Reproduce all the entries exactly and keep the pictures out.

##### DATASET ROWS #####

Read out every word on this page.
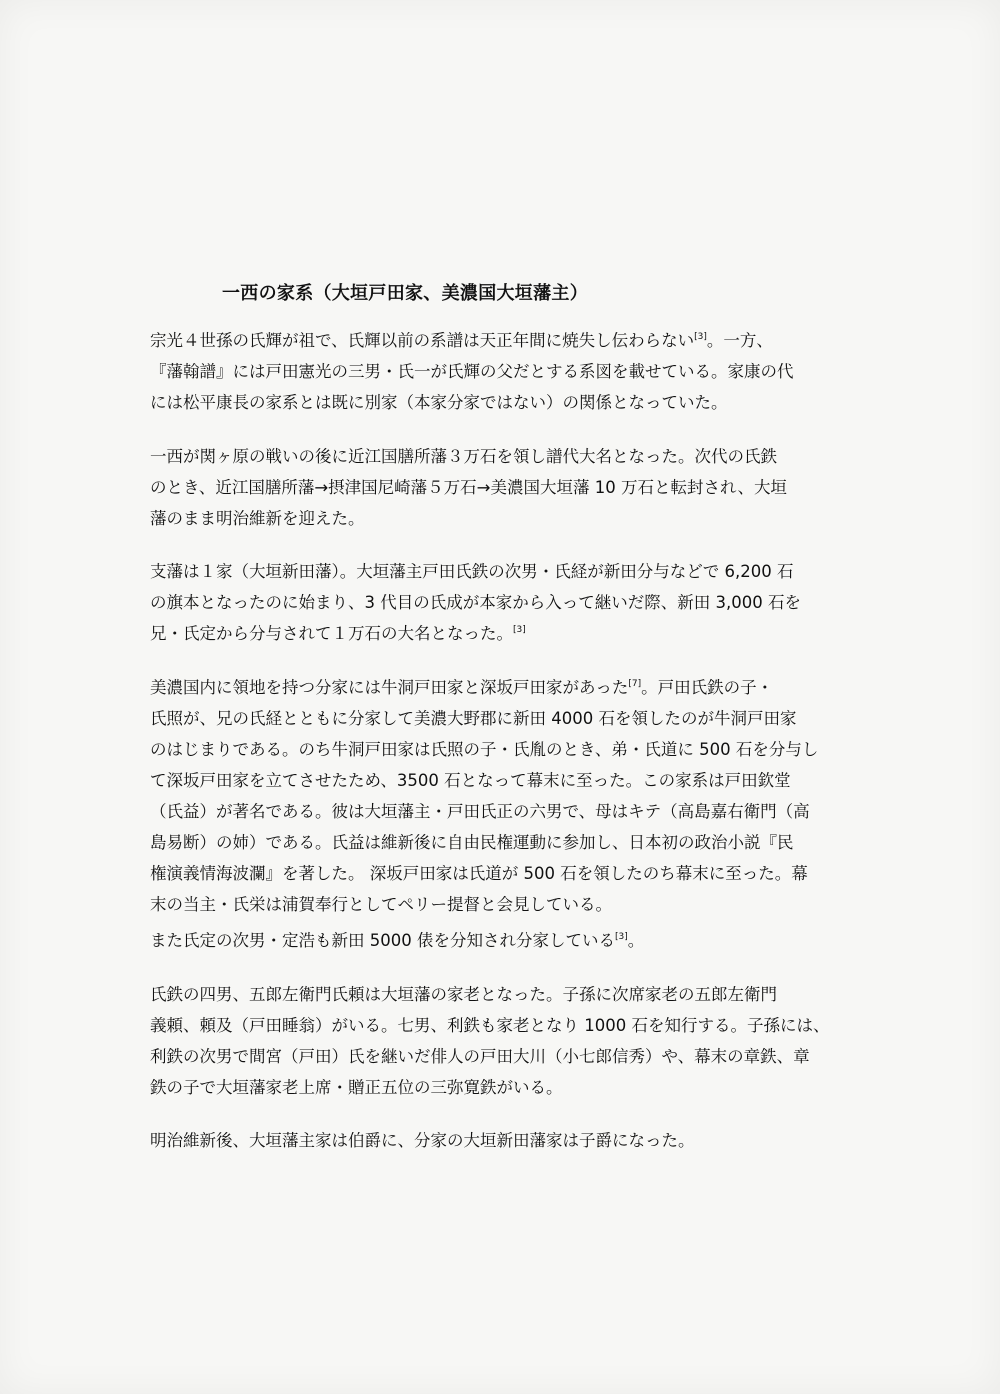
一西の家系（大垣戸田家、美濃国大垣藩主）
宗光４世孫の氏輝が祖で、氏輝以前の系譜は天正年間に焼失し伝わらない[3]。一方、
『藩翰譜』には戸田憲光の三男・氏一が氏輝の父だとする系図を載せている。家康の代
には松平康長の家系とは既に別家（本家分家ではない）の関係となっていた。
一西が関ヶ原の戦いの後に近江国膳所藩３万石を領し譜代大名となった。次代の氏鉄
のとき、近江国膳所藩→摂津国尼崎藩５万石→美濃国大垣藩 10 万石と転封され、大垣
藩のまま明治維新を迎えた。
支藩は１家（大垣新田藩）。大垣藩主戸田氏鉄の次男・氏経が新田分与などで 6,200 石
の旗本となったのに始まり、3 代目の氏成が本家から入って継いだ際、新田 3,000 石を
兄・氏定から分与されて１万石の大名となった。[3]
美濃国内に領地を持つ分家には牛洞戸田家と深坂戸田家があった[7]。戸田氏鉄の子・
氏照が、兄の氏経とともに分家して美濃大野郡に新田 4000 石を領したのが牛洞戸田家
のはじまりである。のち牛洞戸田家は氏照の子・氏胤のとき、弟・氏道に 500 石を分与し
て深坂戸田家を立てさせたため、3500 石となって幕末に至った。この家系は戸田欽堂
（氏益）が著名である。彼は大垣藩主・戸田氏正の六男で、母はキテ（高島嘉右衛門（高
島易断）の姉）である。氏益は維新後に自由民権運動に参加し、日本初の政治小説『民
権演義情海波瀾』を著した。 深坂戸田家は氏道が 500 石を領したのち幕末に至った。幕
末の当主・氏栄は浦賀奉行としてペリー提督と会見している。
また氏定の次男・定浩も新田 5000 俵を分知され分家している[3]。
氏鉄の四男、五郎左衛門氏頼は大垣藩の家老となった。子孫に次席家老の五郎左衛門
義頼、頼及（戸田睡翁）がいる。七男、利鉄も家老となり 1000 石を知行する。子孫には、
利鉄の次男で間宮（戸田）氏を継いだ俳人の戸田大川（小七郎信秀）や、幕末の章鉄、章
鉄の子で大垣藩家老上席・贈正五位の三弥寛鉄がいる。
明治維新後、大垣藩主家は伯爵に、分家の大垣新田藩家は子爵になった。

#####

**SOLUTION**
Read out every word on this page.
一西の家系（大垣戸田家、美濃国大垣藩主）
宗光４世孫の氏輝が祖で、氏輝以前の系譜は天正年間に焼失し伝わらない[3]。一方、
『藩翰譜』には戸田憲光の三男・氏一が氏輝の父だとする系図を載せている。家康の代
には松平康長の家系とは既に別家（本家分家ではない）の関係となっていた。
一西が関ヶ原の戦いの後に近江国膳所藩３万石を領し譜代大名となった。次代の氏鉄
のとき、近江国膳所藩→摂津国尼崎藩５万石→美濃国大垣藩 10 万石と転封され、大垣
藩のまま明治維新を迎えた。
支藩は１家（大垣新田藩）。大垣藩主戸田氏鉄の次男・氏経が新田分与などで 6,200 石
の旗本となったのに始まり、3 代目の氏成が本家から入って継いだ際、新田 3,000 石を
兄・氏定から分与されて１万石の大名となった。[3]
美濃国内に領地を持つ分家には牛洞戸田家と深坂戸田家があった[7]。戸田氏鉄の子・
氏照が、兄の氏経とともに分家して美濃大野郡に新田 4000 石を領したのが牛洞戸田家
のはじまりである。のち牛洞戸田家は氏照の子・氏胤のとき、弟・氏道に 500 石を分与し
て深坂戸田家を立てさせたため、3500 石となって幕末に至った。この家系は戸田欽堂
（氏益）が著名である。彼は大垣藩主・戸田氏正の六男で、母はキテ（高島嘉右衛門（高
島易断）の姉）である。氏益は維新後に自由民権運動に参加し、日本初の政治小説『民
権演義情海波瀾』を著した。 深坂戸田家は氏道が 500 石を領したのち幕末に至った。幕
末の当主・氏栄は浦賀奉行としてペリー提督と会見している。
また氏定の次男・定浩も新田 5000 俵を分知され分家している[3]。
氏鉄の四男、五郎左衛門氏頼は大垣藩の家老となった。子孫に次席家老の五郎左衛門
義頼、頼及（戸田睡翁）がいる。七男、利鉄も家老となり 1000 石を知行する。子孫には、
利鉄の次男で間宮（戸田）氏を継いだ俳人の戸田大川（小七郎信秀）や、幕末の章鉄、章
鉄の子で大垣藩家老上席・贈正五位の三弥寛鉄がいる。
明治維新後、大垣藩主家は伯爵に、分家の大垣新田藩家は子爵になった。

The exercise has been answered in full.